Exercise goal
Isolate every line in the records below with "name" in it.

Provided records

————

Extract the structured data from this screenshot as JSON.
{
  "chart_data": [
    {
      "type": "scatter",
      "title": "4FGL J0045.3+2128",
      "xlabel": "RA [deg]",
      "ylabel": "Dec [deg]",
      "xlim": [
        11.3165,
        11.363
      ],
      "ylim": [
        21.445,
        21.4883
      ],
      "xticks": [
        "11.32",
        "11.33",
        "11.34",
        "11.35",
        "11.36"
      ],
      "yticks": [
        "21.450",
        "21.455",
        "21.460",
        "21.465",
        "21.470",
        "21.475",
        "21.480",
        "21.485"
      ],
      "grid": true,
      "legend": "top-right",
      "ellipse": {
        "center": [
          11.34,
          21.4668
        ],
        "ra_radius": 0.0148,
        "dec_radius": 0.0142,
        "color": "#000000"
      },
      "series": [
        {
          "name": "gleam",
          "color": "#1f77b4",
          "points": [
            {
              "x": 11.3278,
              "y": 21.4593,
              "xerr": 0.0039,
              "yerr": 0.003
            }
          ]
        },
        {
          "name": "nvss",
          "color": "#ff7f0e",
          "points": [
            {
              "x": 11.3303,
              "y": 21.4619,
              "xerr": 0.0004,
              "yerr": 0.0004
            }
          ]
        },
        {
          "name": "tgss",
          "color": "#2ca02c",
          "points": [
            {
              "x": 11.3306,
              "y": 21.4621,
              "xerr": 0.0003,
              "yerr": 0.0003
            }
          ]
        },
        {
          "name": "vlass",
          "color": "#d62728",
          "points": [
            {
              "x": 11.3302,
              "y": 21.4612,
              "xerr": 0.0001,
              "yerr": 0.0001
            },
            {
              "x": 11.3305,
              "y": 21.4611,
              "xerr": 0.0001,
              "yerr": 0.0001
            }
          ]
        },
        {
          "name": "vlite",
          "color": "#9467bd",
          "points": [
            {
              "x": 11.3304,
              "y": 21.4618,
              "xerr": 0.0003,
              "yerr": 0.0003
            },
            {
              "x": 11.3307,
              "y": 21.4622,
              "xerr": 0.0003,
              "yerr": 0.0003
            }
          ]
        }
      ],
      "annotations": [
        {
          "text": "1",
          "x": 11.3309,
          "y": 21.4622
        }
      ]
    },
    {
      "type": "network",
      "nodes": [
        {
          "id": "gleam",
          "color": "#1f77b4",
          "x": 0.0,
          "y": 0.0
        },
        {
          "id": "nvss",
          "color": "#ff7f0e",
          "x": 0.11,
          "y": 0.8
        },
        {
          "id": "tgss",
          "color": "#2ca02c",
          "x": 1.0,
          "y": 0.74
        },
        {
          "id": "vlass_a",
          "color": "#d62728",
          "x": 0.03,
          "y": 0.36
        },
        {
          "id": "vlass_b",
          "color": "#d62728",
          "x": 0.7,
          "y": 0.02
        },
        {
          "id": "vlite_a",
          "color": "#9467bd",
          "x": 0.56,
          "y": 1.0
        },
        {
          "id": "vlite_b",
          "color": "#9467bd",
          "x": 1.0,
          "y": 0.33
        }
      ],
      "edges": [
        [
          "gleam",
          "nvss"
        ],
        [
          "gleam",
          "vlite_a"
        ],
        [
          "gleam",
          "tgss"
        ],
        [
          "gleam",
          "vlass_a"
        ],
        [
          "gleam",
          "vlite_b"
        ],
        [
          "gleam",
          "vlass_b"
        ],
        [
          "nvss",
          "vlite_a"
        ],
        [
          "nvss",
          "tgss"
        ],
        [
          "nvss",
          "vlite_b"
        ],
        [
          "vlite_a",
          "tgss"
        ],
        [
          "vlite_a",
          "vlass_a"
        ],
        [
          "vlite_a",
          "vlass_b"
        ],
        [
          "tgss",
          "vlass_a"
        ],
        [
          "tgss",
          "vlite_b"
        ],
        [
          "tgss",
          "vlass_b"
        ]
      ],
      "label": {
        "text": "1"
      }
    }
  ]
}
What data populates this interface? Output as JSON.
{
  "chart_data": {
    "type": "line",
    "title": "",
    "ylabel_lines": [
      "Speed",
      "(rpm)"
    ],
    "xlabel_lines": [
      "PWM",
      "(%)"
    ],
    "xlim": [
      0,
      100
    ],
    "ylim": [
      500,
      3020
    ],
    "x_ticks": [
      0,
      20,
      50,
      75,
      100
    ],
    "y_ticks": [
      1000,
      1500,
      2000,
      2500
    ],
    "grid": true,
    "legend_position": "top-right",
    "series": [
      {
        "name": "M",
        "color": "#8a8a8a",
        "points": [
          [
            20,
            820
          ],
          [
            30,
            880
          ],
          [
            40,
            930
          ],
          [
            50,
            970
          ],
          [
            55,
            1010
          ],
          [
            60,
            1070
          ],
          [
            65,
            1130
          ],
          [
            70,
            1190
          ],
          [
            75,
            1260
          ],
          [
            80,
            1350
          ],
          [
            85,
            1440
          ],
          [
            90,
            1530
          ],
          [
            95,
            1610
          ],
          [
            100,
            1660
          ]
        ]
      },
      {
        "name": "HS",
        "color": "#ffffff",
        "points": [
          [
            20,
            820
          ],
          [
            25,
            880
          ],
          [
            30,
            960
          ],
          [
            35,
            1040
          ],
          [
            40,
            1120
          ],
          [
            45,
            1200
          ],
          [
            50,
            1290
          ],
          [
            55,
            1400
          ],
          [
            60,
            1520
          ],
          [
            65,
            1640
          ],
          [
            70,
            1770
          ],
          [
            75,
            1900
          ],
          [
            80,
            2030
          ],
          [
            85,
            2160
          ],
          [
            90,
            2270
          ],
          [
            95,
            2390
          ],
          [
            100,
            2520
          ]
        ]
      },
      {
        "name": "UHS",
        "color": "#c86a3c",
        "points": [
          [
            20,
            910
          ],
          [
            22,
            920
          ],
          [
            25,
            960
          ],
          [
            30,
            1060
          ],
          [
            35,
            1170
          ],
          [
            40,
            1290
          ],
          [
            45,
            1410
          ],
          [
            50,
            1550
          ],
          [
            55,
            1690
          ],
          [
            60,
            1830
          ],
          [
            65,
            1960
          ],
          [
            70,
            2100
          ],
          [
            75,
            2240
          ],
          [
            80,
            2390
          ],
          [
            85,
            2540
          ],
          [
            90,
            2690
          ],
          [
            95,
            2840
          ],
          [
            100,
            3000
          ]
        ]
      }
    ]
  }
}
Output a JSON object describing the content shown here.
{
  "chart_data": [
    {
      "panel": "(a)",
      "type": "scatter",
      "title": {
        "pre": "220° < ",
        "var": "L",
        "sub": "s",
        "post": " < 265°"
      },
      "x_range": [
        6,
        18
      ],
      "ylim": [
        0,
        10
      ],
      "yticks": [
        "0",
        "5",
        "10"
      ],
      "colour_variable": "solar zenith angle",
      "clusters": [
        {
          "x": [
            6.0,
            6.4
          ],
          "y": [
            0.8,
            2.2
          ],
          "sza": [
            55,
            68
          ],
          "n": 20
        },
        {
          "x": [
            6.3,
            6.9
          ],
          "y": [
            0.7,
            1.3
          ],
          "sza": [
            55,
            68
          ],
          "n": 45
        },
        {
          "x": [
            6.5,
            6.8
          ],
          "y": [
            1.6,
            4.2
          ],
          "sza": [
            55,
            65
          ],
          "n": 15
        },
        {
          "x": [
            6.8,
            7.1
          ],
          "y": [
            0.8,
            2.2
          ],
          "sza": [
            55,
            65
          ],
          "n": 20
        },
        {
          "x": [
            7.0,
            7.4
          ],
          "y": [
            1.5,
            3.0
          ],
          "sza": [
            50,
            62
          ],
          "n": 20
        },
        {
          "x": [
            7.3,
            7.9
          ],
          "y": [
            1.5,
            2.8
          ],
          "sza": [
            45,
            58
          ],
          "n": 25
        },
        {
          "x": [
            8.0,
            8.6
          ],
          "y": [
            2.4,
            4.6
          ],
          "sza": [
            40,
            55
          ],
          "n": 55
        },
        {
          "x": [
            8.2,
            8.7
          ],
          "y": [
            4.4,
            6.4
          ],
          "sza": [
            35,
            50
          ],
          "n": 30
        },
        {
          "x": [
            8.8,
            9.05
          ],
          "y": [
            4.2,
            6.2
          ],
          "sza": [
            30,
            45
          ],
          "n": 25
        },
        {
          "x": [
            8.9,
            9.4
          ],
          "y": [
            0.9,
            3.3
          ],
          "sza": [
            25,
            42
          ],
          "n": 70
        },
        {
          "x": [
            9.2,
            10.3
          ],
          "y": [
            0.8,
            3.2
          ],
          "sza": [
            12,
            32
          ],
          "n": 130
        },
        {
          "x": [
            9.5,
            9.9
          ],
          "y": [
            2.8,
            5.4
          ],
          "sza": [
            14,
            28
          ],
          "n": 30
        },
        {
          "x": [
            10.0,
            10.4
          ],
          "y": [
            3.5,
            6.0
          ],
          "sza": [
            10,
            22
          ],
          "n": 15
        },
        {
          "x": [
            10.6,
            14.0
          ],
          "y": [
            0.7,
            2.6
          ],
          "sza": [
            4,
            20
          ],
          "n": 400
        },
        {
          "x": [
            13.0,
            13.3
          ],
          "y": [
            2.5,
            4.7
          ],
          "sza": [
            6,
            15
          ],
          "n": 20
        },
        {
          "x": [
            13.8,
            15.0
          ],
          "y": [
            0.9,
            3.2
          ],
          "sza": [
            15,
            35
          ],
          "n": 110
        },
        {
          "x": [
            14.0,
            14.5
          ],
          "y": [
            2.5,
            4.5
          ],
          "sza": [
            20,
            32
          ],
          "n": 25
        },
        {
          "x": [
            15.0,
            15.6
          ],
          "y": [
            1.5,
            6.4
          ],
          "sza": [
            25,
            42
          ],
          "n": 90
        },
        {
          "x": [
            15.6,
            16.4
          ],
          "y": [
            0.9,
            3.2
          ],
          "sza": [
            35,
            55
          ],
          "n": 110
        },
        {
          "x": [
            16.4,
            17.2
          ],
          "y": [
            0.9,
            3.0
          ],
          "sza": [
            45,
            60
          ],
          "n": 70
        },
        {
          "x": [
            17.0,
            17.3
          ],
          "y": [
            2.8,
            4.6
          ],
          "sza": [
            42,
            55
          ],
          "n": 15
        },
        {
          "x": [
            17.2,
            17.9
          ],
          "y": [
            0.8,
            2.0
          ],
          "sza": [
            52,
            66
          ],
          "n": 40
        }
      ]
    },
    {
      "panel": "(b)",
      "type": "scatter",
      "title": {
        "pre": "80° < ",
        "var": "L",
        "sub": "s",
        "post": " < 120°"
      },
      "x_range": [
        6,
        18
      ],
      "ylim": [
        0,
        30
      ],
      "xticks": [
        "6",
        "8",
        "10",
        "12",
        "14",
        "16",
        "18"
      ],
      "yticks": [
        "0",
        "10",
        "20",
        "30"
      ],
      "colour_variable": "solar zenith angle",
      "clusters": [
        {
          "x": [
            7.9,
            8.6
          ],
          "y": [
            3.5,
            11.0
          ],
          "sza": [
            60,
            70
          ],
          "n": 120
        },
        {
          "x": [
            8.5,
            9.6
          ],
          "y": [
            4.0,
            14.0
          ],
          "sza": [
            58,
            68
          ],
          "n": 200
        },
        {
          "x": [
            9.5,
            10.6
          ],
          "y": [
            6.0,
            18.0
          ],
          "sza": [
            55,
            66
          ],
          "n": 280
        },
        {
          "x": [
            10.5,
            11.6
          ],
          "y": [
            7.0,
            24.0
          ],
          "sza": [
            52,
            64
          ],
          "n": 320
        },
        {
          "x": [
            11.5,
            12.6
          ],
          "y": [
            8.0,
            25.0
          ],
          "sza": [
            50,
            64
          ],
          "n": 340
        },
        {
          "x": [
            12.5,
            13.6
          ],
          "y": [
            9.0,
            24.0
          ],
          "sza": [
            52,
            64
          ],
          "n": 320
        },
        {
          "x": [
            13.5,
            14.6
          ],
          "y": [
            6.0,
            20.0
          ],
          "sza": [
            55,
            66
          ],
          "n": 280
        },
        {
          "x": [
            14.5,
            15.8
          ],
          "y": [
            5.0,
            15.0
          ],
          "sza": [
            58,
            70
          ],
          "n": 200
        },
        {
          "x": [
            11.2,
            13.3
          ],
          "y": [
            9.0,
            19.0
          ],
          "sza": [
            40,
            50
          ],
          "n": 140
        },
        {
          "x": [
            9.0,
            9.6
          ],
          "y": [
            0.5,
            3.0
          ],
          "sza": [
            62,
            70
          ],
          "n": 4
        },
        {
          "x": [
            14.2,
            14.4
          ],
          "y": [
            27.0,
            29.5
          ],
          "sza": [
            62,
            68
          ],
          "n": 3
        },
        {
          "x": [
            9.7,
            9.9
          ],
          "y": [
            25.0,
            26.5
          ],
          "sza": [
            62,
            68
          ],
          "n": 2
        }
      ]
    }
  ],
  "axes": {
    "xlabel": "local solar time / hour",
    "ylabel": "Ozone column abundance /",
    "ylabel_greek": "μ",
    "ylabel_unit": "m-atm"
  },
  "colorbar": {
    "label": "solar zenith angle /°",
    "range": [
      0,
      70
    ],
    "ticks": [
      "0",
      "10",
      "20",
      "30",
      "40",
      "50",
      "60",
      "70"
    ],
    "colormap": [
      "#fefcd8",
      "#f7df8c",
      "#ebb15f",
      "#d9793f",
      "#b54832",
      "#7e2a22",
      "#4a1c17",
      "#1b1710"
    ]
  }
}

————

Reply
          "name": "gleam",
          "name": "nvss",
          "name": "tgss",
          "name": "vlass",
          "name": "vlite",
        "name": "M",
        "name": "HS",
        "name": "UHS",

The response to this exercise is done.